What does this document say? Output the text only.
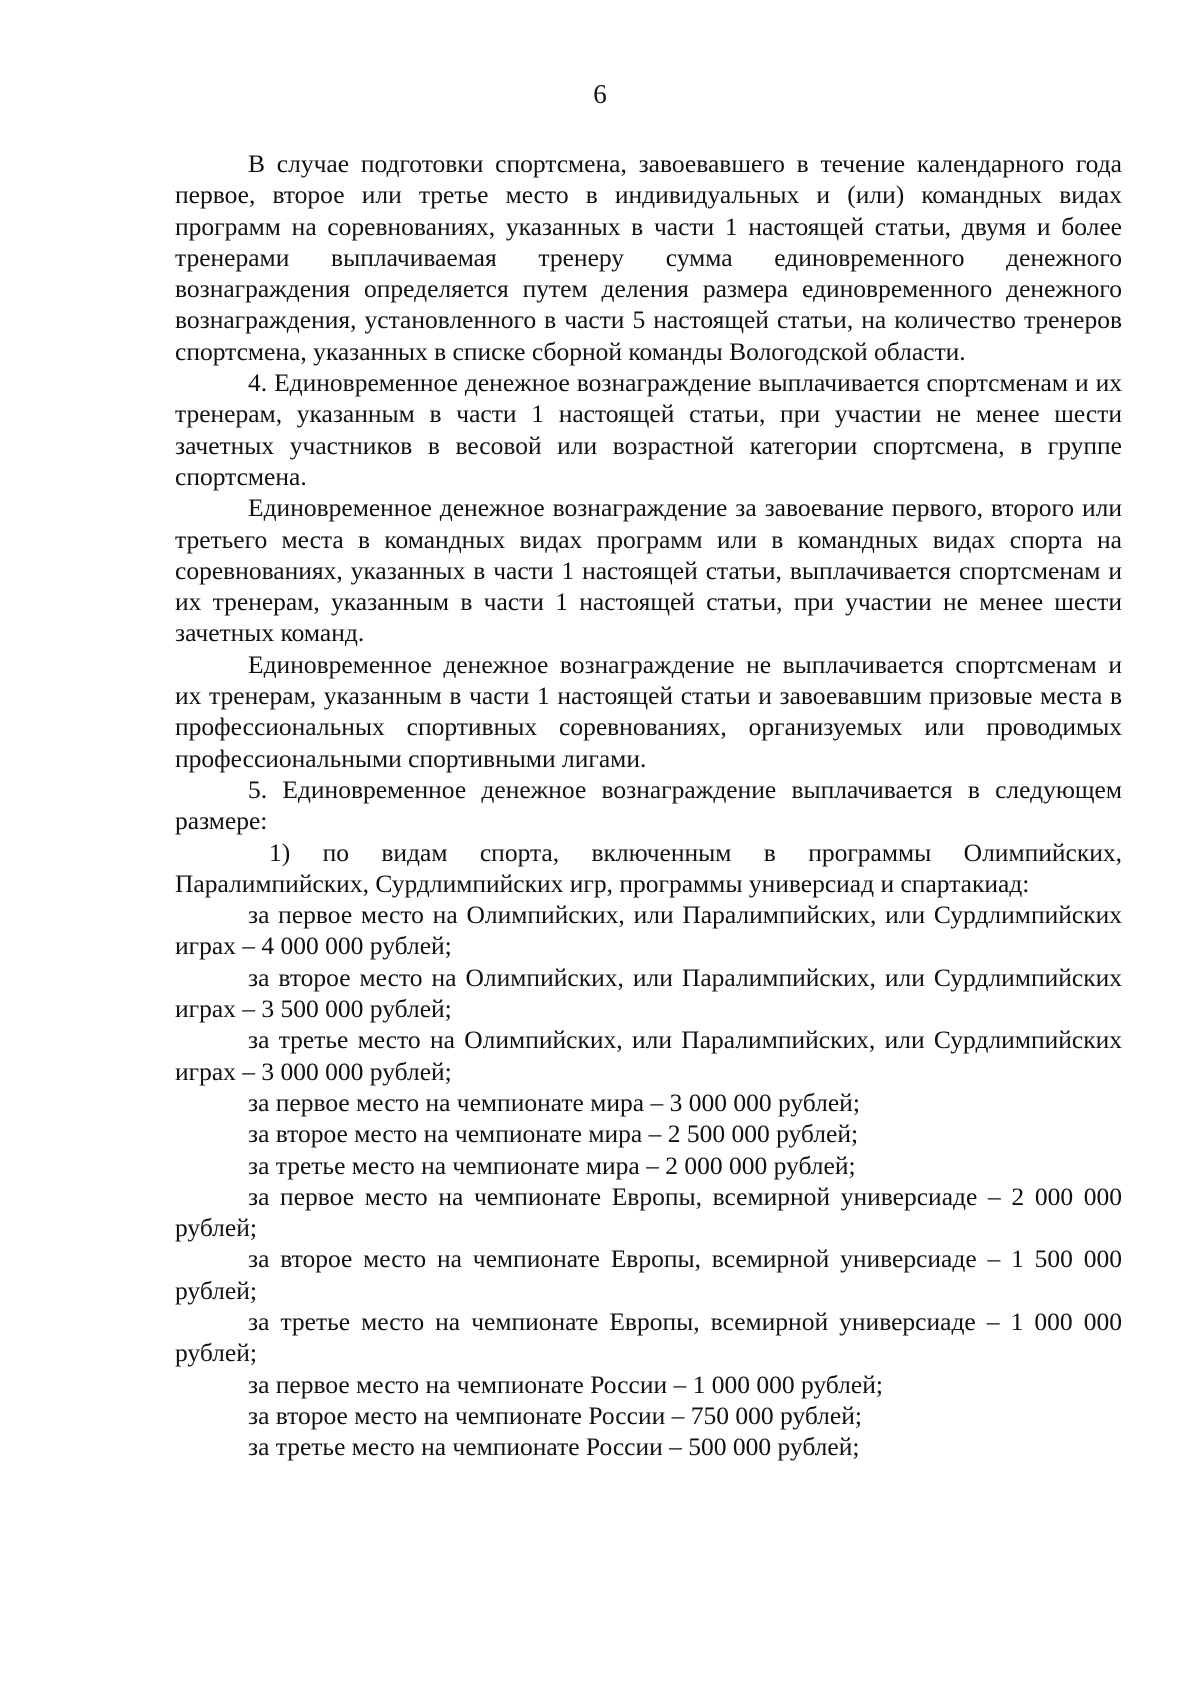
6

В случае подготовки спортсмена, завоевавшего в течение календарного года первое, второе или третье место в индивидуальных и (или) командных видах программ на соревнованиях, указанных в части 1 настоящей статьи, двумя и более тренерами выплачиваемая тренеру сумма единовременного денежного вознаграждения определяется путем деления размера единовременного денежного вознаграждения, установленного в части 5 настоящей статьи, на количество тренеров спортсмена, указанных в списке сборной команды Вологодской области.

4. Единовременное денежное вознаграждение выплачивается спортсменам и их тренерам, указанным в части 1 настоящей статьи, при участии не менее шести зачетных участников в весовой или возрастной категории спортсмена, в группе спортсмена.

Единовременное денежное вознаграждение за завоевание первого, второго или третьего места в командных видах программ или в командных видах спорта на соревнованиях, указанных в части 1 настоящей статьи, выплачивается спортсменам и их тренерам, указанным в части 1 настоящей статьи, при участии не менее шести зачетных команд.

Единовременное денежное вознаграждение не выплачивается спортсменам и их тренерам, указанным в части 1 настоящей статьи и завоевавшим призовые места в профессиональных спортивных соревнованиях, организуемых или проводимых профессиональными спортивными лигами.

5. Единовременное денежное вознаграждение выплачивается в следующем размере:

1) по видам спорта, включенным в программы Олимпийских, Паралимпийских, Сурдлимпийских игр, программы универсиад и спартакиад:

за первое место на Олимпийских, или Паралимпийских, или Сурдлимпийских играх – 4 000 000 рублей;

за второе место на Олимпийских, или Паралимпийских, или Сурдлимпийских играх – 3 500 000 рублей;

за третье место на Олимпийских, или Паралимпийских, или Сурдлимпийских играх – 3 000 000 рублей;

за первое место на чемпионате мира – 3 000 000 рублей;

за второе место на чемпионате мира – 2 500 000 рублей;

за третье место на чемпионате мира – 2 000 000 рублей;

за первое место на чемпионате Европы, всемирной универсиаде – 2 000 000 рублей;

за второе место на чемпионате Европы, всемирной универсиаде – 1 500 000 рублей;

за третье место на чемпионате Европы, всемирной универсиаде – 1 000 000 рублей;

за первое место на чемпионате России – 1 000 000 рублей;

за второе место на чемпионате России – 750 000 рублей;

за третье место на чемпионате России – 500 000 рублей;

*****

_Objective_. Return all the entries word for word, but omit any pictures they contain.

_Finished answer_.
What does this document say? Output the text only.
6

В случае подготовки спортсмена, завоевавшего в течение календарного года первое, второе или третье место в индивидуальных и (или) командных видах программ на соревнованиях, указанных в части 1 настоящей статьи, двумя и более тренерами выплачиваемая тренеру сумма единовременного денежного вознаграждения определяется путем деления размера единовременного денежного вознаграждения, установленного в части 5 настоящей статьи, на количество тренеров спортсмена, указанных в списке сборной команды Вологодской области.

4. Единовременное денежное вознаграждение выплачивается спортсменам и их тренерам, указанным в части 1 настоящей статьи, при участии не менее шести зачетных участников в весовой или возрастной категории спортсмена, в группе спортсмена.

Единовременное денежное вознаграждение за завоевание первого, второго или третьего места в командных видах программ или в командных видах спорта на соревнованиях, указанных в части 1 настоящей статьи, выплачивается спортсменам и их тренерам, указанным в части 1 настоящей статьи, при участии не менее шести зачетных команд.

Единовременное денежное вознаграждение не выплачивается спортсменам и их тренерам, указанным в части 1 настоящей статьи и завоевавшим призовые места в профессиональных спортивных соревнованиях, организуемых или проводимых профессиональными спортивными лигами.

5. Единовременное денежное вознаграждение выплачивается в следующем размере:

1) по видам спорта, включенным в программы Олимпийских, Паралимпийских, Сурдлимпийских игр, программы универсиад и спартакиад:

за первое место на Олимпийских, или Паралимпийских, или Сурдлимпийских играх – 4 000 000 рублей;

за второе место на Олимпийских, или Паралимпийских, или Сурдлимпийских играх – 3 500 000 рублей;

за третье место на Олимпийских, или Паралимпийских, или Сурдлимпийских играх – 3 000 000 рублей;

за первое место на чемпионате мира – 3 000 000 рублей;

за второе место на чемпионате мира – 2 500 000 рублей;

за третье место на чемпионате мира – 2 000 000 рублей;

за первое место на чемпионате Европы, всемирной универсиаде – 2 000 000 рублей;

за второе место на чемпионате Европы, всемирной универсиаде – 1 500 000 рублей;

за третье место на чемпионате Европы, всемирной универсиаде – 1 000 000 рублей;

за первое место на чемпионате России – 1 000 000 рублей;

за второе место на чемпионате России – 750 000 рублей;

за третье место на чемпионате России – 500 000 рублей;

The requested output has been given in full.